§ Required task
Write out the listing word for word, starting at its first line and ending at the line that contains "- message-list: Papà", with both of those lines included.

§ Exercise inputs
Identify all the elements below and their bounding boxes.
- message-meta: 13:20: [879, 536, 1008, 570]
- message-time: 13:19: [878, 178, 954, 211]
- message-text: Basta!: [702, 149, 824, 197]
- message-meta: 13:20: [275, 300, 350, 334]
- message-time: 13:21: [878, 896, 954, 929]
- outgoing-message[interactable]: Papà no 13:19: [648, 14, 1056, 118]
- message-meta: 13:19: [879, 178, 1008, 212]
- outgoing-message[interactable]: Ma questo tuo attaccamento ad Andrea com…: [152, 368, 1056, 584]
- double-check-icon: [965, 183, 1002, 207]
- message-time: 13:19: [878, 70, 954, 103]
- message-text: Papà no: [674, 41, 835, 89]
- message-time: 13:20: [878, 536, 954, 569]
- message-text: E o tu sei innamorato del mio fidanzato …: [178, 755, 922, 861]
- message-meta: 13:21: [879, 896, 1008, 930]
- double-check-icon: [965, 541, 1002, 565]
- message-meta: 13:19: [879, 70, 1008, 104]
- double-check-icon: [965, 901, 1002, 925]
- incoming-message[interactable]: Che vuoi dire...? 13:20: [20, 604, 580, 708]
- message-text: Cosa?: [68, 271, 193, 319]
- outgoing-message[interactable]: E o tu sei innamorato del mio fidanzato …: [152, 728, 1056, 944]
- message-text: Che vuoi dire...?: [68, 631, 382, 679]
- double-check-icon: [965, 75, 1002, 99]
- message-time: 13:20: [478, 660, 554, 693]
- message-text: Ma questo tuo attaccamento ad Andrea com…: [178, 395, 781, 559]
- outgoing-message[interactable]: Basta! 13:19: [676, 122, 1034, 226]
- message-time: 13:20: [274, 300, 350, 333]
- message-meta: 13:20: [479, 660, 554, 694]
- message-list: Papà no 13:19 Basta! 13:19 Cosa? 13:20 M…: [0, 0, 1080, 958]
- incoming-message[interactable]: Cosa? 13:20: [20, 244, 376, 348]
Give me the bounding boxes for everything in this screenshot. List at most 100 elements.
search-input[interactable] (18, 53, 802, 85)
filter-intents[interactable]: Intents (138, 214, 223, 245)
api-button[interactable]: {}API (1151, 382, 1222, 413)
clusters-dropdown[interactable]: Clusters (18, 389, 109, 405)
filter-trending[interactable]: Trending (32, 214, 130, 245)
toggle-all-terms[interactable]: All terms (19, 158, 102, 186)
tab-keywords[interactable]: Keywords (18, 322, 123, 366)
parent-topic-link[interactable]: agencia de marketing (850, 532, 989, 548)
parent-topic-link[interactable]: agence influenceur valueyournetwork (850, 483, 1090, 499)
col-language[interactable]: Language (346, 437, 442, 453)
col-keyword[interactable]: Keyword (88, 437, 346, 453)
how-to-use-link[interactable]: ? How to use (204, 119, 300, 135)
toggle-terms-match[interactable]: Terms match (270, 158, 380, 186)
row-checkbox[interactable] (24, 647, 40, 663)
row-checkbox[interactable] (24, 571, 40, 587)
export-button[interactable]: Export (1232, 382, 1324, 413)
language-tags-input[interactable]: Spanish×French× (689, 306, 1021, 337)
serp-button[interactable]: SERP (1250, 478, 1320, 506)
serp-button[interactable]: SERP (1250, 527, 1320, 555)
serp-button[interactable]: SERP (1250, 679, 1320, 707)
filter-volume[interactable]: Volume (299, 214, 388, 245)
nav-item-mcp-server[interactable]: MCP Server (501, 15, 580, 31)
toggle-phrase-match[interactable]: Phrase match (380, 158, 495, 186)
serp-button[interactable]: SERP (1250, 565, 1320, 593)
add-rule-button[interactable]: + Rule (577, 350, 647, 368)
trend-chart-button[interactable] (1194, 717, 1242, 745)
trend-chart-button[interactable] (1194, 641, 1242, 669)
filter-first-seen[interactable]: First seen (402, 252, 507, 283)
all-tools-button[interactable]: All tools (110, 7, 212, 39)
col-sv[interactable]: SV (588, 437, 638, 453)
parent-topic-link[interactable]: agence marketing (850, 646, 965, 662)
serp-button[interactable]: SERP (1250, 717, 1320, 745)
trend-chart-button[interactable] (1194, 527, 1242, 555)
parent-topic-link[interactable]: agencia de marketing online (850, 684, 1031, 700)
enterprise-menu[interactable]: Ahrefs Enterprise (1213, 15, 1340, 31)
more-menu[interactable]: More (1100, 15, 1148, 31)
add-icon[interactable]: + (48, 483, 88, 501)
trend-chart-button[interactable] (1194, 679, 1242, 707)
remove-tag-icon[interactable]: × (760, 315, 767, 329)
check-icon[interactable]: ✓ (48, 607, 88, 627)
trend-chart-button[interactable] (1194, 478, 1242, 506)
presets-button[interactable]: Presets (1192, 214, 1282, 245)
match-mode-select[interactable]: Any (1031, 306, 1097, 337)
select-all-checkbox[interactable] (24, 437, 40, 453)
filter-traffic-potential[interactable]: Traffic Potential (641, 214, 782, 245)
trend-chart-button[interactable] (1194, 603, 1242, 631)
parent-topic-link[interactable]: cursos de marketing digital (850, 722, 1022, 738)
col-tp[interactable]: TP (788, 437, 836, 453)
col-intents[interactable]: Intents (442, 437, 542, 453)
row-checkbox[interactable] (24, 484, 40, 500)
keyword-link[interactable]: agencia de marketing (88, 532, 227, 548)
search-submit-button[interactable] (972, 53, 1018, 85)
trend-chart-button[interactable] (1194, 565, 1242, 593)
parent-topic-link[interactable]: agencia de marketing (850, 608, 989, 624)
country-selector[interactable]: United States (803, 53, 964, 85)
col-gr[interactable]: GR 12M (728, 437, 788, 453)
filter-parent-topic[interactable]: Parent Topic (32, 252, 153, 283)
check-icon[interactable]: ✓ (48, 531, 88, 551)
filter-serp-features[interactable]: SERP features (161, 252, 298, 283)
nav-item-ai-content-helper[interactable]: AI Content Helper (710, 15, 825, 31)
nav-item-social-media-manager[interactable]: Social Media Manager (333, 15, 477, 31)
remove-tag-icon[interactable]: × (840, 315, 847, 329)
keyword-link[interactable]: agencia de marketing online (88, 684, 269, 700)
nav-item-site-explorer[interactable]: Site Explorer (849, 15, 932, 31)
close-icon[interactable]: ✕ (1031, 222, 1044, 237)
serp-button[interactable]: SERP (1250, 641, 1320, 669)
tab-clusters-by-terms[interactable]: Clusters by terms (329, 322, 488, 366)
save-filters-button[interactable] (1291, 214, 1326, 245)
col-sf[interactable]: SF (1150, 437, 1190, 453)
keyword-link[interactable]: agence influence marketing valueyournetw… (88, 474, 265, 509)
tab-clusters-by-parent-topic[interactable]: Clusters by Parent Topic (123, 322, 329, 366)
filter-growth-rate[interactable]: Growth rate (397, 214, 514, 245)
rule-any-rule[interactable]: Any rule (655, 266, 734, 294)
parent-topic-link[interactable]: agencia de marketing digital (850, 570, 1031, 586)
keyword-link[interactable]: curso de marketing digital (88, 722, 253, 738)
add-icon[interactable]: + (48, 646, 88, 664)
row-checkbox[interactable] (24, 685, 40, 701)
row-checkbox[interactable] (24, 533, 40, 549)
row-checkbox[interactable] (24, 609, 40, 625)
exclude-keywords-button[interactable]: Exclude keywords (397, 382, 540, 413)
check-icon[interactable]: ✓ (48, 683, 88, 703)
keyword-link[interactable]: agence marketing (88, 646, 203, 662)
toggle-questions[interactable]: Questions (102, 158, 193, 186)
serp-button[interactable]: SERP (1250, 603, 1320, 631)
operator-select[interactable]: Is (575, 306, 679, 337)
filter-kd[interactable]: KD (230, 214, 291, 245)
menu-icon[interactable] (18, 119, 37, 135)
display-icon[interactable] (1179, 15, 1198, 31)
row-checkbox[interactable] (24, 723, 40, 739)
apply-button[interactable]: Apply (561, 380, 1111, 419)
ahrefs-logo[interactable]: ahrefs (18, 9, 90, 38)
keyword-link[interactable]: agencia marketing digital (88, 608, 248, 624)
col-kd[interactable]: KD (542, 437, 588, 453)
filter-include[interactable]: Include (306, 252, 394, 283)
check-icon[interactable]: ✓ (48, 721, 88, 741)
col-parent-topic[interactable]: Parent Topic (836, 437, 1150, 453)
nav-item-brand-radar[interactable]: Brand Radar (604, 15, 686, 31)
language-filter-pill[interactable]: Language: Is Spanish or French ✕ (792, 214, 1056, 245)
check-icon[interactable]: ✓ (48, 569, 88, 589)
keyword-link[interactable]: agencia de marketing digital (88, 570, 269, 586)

§ Output below
Identify all the elements below and their bounding boxes.
- message-meta: 13:20: [879, 536, 1008, 570]
- message-time: 13:19: [878, 178, 954, 211]
- message-text: Basta!: [702, 149, 824, 197]
- message-meta: 13:20: [275, 300, 350, 334]
- message-time: 13:21: [878, 896, 954, 929]
- outgoing-message[interactable]: Papà no 13:19: [648, 14, 1056, 118]
- message-meta: 13:19: [879, 178, 1008, 212]
- outgoing-message[interactable]: Ma questo tuo attaccamento ad Andrea com…: [152, 368, 1056, 584]
- double-check-icon: [965, 183, 1002, 207]
- message-time: 13:19: [878, 70, 954, 103]
- message-text: Papà no: [674, 41, 835, 89]
- message-time: 13:20: [878, 536, 954, 569]
- message-text: E o tu sei innamorato del mio fidanzato …: [178, 755, 922, 861]
- message-meta: 13:21: [879, 896, 1008, 930]
- double-check-icon: [965, 541, 1002, 565]
- message-meta: 13:19: [879, 70, 1008, 104]
- double-check-icon: [965, 901, 1002, 925]
- incoming-message[interactable]: Che vuoi dire...? 13:20: [20, 604, 580, 708]
- message-text: Cosa?: [68, 271, 193, 319]
- outgoing-message[interactable]: E o tu sei innamorato del mio fidanzato …: [152, 728, 1056, 944]
- message-text: Che vuoi dire...?: [68, 631, 382, 679]
- double-check-icon: [965, 75, 1002, 99]
- message-time: 13:20: [478, 660, 554, 693]
- message-text: Ma questo tuo attaccamento ad Andrea com…: [178, 395, 781, 559]
- outgoing-message[interactable]: Basta! 13:19: [676, 122, 1034, 226]
- message-time: 13:20: [274, 300, 350, 333]
- message-meta: 13:20: [479, 660, 554, 694]
- message-list: Papà no 13:19 Basta! 13:19 Cosa? 13:20 M…: [0, 0, 1080, 958]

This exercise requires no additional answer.